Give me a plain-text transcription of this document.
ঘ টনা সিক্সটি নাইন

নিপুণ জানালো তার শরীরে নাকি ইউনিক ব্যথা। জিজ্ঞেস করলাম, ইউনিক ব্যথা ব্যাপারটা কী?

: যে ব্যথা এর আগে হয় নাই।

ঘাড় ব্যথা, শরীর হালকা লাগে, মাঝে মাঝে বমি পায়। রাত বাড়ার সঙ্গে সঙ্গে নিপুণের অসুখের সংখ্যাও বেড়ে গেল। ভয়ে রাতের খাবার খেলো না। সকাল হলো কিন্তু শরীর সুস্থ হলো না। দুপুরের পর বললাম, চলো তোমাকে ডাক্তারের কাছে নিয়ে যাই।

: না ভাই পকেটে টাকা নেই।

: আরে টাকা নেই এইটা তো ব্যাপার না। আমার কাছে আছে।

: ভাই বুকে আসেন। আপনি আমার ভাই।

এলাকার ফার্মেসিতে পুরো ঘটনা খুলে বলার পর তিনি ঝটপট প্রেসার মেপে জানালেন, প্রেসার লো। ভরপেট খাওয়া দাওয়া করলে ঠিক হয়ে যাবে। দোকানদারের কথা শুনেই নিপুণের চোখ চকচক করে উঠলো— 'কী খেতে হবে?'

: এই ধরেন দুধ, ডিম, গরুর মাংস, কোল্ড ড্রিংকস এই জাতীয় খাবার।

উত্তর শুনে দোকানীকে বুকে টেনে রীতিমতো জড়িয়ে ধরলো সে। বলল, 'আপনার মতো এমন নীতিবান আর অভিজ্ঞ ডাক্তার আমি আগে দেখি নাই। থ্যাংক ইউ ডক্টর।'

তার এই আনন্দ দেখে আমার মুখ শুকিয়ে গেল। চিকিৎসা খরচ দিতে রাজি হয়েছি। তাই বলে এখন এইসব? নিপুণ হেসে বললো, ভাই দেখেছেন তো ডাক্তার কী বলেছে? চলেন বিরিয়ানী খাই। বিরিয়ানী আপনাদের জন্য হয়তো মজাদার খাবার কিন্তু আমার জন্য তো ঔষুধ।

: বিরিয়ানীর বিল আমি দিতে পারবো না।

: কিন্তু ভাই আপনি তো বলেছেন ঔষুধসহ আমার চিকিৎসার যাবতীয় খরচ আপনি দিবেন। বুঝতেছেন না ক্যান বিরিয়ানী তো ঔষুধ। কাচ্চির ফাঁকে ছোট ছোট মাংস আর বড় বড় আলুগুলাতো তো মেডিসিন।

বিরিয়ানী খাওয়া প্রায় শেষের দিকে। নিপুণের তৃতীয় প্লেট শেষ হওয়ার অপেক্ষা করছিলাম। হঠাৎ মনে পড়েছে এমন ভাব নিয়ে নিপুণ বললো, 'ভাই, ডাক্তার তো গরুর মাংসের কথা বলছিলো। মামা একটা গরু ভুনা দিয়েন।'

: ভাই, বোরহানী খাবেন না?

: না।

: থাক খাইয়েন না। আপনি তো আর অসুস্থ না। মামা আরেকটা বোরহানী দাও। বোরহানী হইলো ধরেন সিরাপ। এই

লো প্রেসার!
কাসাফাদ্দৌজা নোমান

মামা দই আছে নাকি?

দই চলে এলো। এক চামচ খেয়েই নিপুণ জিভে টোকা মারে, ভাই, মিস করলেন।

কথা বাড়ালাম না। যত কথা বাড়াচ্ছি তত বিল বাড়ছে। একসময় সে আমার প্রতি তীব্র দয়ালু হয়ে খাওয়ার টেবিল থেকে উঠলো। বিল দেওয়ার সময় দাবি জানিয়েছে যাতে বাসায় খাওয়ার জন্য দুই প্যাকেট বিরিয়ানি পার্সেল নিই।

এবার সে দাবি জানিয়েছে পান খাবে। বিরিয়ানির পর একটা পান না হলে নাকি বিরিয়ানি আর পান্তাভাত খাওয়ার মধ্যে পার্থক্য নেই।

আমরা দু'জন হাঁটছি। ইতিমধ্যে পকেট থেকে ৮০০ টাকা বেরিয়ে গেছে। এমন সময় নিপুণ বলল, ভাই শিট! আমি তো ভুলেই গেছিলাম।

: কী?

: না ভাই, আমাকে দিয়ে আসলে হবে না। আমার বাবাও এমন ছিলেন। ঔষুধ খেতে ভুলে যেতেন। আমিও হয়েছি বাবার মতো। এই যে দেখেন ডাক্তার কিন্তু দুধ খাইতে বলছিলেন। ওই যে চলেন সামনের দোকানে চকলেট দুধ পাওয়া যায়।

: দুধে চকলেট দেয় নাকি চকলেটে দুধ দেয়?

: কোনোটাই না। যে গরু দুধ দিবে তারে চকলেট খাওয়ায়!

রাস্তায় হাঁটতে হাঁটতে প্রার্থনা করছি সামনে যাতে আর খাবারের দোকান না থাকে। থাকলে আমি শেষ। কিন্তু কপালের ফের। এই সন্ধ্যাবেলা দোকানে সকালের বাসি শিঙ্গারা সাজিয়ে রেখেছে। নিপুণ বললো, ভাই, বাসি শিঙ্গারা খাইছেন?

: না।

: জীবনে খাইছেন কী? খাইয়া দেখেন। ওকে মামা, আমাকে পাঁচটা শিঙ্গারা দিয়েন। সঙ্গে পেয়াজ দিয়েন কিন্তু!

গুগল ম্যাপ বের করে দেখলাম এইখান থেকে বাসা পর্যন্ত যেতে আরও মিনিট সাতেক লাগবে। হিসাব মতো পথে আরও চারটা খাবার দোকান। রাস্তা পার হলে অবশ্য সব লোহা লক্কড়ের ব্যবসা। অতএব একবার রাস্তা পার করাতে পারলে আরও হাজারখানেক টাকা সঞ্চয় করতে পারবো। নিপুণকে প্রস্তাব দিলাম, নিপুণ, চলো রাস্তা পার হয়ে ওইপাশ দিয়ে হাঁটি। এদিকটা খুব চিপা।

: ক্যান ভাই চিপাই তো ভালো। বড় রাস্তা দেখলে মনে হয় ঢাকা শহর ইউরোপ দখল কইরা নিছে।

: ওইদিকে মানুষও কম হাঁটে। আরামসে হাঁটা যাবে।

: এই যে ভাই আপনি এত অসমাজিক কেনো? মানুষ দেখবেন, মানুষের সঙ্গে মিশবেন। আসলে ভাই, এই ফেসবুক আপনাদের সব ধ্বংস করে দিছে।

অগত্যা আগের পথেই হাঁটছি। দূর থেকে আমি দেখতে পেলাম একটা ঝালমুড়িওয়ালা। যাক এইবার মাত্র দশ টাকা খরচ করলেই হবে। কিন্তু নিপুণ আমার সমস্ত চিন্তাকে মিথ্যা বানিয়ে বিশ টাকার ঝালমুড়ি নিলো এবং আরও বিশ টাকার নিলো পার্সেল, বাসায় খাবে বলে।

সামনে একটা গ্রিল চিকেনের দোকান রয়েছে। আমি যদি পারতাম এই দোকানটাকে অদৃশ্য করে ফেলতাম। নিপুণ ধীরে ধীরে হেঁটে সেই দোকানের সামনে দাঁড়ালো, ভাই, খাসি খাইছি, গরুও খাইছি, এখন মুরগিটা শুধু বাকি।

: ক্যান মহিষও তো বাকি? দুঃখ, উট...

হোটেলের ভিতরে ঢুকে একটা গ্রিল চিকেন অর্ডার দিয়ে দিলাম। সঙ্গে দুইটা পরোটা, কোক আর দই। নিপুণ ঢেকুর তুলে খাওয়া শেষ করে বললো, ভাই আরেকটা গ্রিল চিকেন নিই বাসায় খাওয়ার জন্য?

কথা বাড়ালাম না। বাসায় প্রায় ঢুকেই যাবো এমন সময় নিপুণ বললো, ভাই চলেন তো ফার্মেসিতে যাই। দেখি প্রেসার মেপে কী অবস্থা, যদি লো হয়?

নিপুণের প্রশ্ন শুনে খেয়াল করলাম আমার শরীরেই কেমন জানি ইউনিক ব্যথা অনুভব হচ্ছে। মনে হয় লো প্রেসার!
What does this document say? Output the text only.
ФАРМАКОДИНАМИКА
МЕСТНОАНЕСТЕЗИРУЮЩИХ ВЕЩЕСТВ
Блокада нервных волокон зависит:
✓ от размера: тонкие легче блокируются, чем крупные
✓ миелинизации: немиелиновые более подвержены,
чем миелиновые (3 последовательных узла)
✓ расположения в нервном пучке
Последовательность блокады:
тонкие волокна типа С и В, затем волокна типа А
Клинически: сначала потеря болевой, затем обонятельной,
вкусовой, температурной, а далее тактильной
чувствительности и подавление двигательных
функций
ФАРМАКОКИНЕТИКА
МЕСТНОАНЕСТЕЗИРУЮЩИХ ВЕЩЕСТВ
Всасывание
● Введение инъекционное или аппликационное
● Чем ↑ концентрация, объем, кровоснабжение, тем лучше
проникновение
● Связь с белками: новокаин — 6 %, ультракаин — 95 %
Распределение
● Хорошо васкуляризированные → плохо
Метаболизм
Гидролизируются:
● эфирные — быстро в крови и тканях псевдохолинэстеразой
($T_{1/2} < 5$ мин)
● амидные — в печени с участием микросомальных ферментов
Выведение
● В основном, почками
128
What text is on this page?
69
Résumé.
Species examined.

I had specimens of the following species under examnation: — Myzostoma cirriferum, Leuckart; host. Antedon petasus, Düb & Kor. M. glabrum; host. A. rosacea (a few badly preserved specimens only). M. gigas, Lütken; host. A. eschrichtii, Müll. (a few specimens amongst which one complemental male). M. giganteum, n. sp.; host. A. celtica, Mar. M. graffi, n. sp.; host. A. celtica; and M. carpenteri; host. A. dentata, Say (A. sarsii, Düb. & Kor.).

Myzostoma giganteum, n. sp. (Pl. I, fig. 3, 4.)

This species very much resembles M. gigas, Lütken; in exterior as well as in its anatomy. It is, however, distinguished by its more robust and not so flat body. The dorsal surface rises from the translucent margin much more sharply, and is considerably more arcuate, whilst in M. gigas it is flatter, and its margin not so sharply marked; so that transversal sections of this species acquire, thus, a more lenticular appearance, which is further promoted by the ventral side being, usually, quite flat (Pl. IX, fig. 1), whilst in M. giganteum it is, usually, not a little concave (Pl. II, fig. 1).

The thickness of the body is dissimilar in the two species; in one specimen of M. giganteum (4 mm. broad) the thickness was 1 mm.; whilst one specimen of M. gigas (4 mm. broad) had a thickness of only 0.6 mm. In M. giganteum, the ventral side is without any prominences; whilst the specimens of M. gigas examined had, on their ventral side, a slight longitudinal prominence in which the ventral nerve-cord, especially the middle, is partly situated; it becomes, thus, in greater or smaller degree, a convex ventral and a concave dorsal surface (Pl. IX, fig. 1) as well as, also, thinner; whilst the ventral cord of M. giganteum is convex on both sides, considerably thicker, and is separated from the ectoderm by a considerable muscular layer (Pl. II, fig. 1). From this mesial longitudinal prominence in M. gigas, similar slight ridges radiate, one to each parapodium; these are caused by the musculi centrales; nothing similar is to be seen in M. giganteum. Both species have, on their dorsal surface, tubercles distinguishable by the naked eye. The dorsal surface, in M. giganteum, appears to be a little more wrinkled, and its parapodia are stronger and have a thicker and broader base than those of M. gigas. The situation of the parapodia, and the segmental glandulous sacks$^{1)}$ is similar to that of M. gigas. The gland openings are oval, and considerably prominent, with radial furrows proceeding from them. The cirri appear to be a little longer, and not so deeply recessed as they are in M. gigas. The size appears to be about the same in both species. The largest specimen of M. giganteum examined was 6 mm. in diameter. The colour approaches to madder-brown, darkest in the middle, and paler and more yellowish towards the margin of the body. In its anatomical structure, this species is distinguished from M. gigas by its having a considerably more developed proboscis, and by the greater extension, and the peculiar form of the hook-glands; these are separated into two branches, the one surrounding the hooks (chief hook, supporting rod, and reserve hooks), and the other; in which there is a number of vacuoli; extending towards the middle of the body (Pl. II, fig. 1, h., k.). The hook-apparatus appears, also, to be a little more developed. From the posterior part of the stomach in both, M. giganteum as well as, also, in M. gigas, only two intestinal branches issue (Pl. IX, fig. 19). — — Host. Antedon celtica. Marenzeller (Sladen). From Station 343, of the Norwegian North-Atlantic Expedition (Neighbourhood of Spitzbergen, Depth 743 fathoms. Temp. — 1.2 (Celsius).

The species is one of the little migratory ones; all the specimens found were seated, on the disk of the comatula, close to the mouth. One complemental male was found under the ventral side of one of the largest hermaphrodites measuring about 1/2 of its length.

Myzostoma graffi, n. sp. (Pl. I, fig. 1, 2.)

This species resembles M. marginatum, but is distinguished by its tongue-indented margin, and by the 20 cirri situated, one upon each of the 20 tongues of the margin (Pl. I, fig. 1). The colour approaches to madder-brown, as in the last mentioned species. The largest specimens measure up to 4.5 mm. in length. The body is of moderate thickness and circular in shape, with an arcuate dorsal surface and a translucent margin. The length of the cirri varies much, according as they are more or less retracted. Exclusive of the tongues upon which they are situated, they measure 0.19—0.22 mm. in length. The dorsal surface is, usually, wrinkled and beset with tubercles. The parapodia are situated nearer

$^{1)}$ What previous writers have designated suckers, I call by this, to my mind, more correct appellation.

> _GOAL_: Identify the lines in the entries that hold "graffi" and return each one.

> _SOLVED EXERCISE_:
I had specimens of the following species under examnation: — Myzostoma cirriferum, Leuckart; host. Antedon petasus, Düb & Kor. M. glabrum; host. A. rosacea (a few badly preserved specimens only). M. gigas, Lütken; host. A. eschrichtii, Müll. (a few specimens amongst which one complemental male). M. giganteum, n. sp.; host. A. celtica, Mar. M. graffi, n. sp.; host. A. celtica; and M. carpenteri; host. A. dentata, Say (A. sarsii, Düb. & Kor.).
Myzostoma graffi, n. sp. (Pl. I, fig. 1, 2.)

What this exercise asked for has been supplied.